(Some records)

## start

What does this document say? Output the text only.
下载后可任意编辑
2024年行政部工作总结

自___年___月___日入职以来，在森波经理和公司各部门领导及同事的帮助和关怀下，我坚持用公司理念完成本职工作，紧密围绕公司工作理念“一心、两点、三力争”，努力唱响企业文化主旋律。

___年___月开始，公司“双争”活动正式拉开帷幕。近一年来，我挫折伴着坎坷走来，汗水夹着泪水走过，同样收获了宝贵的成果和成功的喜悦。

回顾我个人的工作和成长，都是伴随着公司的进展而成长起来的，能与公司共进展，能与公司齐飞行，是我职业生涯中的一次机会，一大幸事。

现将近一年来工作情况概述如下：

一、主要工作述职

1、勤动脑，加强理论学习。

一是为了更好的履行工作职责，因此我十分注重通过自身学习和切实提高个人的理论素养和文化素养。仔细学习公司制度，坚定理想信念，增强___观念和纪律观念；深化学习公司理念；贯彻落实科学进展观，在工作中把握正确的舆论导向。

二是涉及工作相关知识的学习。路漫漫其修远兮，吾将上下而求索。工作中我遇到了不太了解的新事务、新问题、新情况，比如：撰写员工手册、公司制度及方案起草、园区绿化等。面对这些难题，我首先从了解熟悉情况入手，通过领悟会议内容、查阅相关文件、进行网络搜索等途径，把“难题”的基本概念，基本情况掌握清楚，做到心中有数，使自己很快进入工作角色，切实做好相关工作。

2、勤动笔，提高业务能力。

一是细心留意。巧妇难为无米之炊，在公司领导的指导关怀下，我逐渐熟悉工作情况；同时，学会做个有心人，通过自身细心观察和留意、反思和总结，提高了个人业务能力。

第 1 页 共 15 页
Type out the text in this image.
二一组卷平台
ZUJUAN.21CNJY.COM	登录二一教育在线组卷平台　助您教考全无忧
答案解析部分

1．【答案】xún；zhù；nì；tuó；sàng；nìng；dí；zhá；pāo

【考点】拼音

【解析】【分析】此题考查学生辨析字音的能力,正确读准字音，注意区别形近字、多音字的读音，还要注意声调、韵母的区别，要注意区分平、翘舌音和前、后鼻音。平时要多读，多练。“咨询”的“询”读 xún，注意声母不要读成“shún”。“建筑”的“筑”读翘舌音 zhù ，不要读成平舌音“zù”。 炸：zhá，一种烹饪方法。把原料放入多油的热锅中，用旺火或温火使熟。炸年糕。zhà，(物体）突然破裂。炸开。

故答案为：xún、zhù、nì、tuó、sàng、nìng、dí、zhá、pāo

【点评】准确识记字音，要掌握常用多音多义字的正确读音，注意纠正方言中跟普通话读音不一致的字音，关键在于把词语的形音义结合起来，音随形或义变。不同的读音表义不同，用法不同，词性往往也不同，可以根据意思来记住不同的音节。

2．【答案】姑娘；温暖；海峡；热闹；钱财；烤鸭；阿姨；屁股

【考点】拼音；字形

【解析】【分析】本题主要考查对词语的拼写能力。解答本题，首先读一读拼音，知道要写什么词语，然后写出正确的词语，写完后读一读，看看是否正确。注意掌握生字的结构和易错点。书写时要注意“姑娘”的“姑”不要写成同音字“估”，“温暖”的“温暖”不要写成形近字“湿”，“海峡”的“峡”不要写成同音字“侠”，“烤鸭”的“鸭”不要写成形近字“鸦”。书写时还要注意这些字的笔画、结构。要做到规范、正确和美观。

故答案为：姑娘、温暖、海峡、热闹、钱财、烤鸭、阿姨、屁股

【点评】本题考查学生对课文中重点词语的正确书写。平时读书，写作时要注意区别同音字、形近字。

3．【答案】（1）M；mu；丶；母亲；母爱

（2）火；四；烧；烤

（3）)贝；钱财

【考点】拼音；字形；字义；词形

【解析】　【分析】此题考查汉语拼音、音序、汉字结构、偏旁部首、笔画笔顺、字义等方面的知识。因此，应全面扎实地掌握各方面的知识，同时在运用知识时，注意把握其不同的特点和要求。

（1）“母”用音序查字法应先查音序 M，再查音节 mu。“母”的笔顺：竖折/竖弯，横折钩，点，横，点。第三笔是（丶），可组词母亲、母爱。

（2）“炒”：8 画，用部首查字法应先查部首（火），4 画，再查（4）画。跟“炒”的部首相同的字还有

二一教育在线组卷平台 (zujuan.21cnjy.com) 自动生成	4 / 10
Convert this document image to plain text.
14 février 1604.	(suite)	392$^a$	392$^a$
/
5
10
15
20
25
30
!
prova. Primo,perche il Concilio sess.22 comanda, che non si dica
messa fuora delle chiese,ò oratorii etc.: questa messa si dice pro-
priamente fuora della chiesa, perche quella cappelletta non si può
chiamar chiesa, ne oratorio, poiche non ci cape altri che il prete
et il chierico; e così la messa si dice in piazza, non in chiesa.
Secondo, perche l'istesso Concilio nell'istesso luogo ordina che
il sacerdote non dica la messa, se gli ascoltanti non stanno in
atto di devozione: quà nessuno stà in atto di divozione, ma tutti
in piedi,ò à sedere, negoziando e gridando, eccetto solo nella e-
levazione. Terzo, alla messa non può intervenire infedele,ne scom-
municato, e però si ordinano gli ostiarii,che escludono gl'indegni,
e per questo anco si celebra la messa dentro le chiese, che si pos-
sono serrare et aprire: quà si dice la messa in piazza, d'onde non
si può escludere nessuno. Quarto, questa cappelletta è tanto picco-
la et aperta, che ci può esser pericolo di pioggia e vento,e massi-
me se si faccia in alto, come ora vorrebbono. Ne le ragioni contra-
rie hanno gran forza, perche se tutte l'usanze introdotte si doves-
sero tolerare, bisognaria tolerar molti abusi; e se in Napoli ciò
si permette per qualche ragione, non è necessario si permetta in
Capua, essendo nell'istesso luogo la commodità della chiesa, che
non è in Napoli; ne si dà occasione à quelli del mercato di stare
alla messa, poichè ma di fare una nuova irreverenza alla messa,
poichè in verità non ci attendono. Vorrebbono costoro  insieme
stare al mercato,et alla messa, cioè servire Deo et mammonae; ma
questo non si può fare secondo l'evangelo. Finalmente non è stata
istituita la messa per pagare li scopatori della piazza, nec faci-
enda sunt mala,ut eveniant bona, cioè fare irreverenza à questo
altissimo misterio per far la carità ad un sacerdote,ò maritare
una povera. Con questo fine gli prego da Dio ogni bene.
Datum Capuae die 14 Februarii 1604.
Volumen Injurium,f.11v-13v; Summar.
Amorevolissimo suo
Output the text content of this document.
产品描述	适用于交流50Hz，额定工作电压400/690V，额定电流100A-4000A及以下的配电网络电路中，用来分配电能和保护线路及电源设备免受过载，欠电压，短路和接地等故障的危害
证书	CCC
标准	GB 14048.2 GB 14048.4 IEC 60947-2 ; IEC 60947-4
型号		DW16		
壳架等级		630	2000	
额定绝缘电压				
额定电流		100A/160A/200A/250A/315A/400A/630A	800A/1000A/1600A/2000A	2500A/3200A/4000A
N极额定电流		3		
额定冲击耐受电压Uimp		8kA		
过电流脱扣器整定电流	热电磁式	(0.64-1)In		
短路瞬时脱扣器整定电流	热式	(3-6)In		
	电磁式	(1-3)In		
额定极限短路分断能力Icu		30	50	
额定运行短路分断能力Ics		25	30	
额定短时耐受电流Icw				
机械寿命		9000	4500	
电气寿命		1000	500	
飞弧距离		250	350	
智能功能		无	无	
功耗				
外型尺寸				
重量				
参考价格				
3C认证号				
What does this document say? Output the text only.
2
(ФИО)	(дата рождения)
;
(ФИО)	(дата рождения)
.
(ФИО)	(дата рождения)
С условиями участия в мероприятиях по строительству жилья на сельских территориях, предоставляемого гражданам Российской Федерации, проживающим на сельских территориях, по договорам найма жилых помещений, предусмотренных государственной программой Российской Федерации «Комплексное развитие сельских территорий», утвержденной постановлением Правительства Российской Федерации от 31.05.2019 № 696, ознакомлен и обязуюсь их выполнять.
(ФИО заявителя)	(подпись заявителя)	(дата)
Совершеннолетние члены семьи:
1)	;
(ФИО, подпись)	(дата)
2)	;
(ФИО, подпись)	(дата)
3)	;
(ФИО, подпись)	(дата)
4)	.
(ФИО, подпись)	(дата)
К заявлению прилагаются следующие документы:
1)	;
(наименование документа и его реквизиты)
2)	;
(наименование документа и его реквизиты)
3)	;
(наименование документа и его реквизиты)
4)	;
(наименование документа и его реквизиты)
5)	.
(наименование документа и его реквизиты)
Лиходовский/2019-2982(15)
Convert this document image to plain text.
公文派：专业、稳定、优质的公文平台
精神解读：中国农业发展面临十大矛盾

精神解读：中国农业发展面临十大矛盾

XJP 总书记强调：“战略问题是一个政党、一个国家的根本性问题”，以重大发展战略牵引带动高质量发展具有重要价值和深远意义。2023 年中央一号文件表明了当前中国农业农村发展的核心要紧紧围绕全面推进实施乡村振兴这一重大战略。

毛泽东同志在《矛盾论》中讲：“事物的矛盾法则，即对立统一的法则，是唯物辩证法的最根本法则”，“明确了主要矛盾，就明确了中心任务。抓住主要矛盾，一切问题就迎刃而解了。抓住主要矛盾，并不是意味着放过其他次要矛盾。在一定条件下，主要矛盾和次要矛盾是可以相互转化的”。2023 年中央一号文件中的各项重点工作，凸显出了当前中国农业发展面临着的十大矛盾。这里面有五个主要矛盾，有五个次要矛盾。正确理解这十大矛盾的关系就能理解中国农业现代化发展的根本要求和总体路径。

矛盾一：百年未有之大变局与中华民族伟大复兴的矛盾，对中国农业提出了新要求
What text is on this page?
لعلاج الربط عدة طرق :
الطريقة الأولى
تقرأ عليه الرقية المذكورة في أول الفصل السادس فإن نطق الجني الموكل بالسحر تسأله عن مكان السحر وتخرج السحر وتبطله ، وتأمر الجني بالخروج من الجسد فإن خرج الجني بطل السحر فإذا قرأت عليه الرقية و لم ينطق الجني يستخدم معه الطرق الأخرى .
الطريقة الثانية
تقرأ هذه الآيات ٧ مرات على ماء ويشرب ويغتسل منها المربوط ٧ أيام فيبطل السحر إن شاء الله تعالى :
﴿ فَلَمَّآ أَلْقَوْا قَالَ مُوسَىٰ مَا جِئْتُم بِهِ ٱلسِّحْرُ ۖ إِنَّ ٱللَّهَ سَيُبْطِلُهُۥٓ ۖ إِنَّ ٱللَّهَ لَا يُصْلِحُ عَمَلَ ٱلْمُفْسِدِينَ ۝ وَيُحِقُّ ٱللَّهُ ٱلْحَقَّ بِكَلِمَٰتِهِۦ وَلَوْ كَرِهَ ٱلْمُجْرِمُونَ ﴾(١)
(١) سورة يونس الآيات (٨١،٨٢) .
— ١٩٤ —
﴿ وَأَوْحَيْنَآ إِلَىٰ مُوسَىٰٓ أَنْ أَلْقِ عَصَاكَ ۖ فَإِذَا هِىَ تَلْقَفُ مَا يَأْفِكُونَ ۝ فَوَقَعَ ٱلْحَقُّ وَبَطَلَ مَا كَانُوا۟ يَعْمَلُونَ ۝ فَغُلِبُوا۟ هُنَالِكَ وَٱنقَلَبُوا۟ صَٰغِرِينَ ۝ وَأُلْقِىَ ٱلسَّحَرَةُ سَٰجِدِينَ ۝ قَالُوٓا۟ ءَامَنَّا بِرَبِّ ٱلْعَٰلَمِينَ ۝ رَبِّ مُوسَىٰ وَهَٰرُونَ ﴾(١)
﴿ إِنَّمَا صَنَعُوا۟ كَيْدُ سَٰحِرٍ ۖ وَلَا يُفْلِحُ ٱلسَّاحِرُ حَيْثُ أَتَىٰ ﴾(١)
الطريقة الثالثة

## end

OBJECTIVE:
Return exactly the lines of the data, and only those, from the line with "What text is on this page?" through the last line, inclusive.

EXERCISE RESULT:
What text is on this page?
لعلاج الربط عدة طرق :
الطريقة الأولى
تقرأ عليه الرقية المذكورة في أول الفصل السادس فإن نطق الجني الموكل بالسحر تسأله عن مكان السحر وتخرج السحر وتبطله ، وتأمر الجني بالخروج من الجسد فإن خرج الجني بطل السحر فإذا قرأت عليه الرقية و لم ينطق الجني يستخدم معه الطرق الأخرى .
الطريقة الثانية
تقرأ هذه الآيات ٧ مرات على ماء ويشرب ويغتسل منها المربوط ٧ أيام فيبطل السحر إن شاء الله تعالى :
﴿ فَلَمَّآ أَلْقَوْا قَالَ مُوسَىٰ مَا جِئْتُم بِهِ ٱلسِّحْرُ ۖ إِنَّ ٱللَّهَ سَيُبْطِلُهُۥٓ ۖ إِنَّ ٱللَّهَ لَا يُصْلِحُ عَمَلَ ٱلْمُفْسِدِينَ ۝ وَيُحِقُّ ٱللَّهُ ٱلْحَقَّ بِكَلِمَٰتِهِۦ وَلَوْ كَرِهَ ٱلْمُجْرِمُونَ ﴾(١)
(١) سورة يونس الآيات (٨١،٨٢) .
— ١٩٤ —
﴿ وَأَوْحَيْنَآ إِلَىٰ مُوسَىٰٓ أَنْ أَلْقِ عَصَاكَ ۖ فَإِذَا هِىَ تَلْقَفُ مَا يَأْفِكُونَ ۝ فَوَقَعَ ٱلْحَقُّ وَبَطَلَ مَا كَانُوا۟ يَعْمَلُونَ ۝ فَغُلِبُوا۟ هُنَالِكَ وَٱنقَلَبُوا۟ صَٰغِرِينَ ۝ وَأُلْقِىَ ٱلسَّحَرَةُ سَٰجِدِينَ ۝ قَالُوٓا۟ ءَامَنَّا بِرَبِّ ٱلْعَٰلَمِينَ ۝ رَبِّ مُوسَىٰ وَهَٰرُونَ ﴾(١)
﴿ إِنَّمَا صَنَعُوا۟ كَيْدُ سَٰحِرٍ ۖ وَلَا يُفْلِحُ ٱلسَّاحِرُ حَيْثُ أَتَىٰ ﴾(١)
الطريقة الثالثة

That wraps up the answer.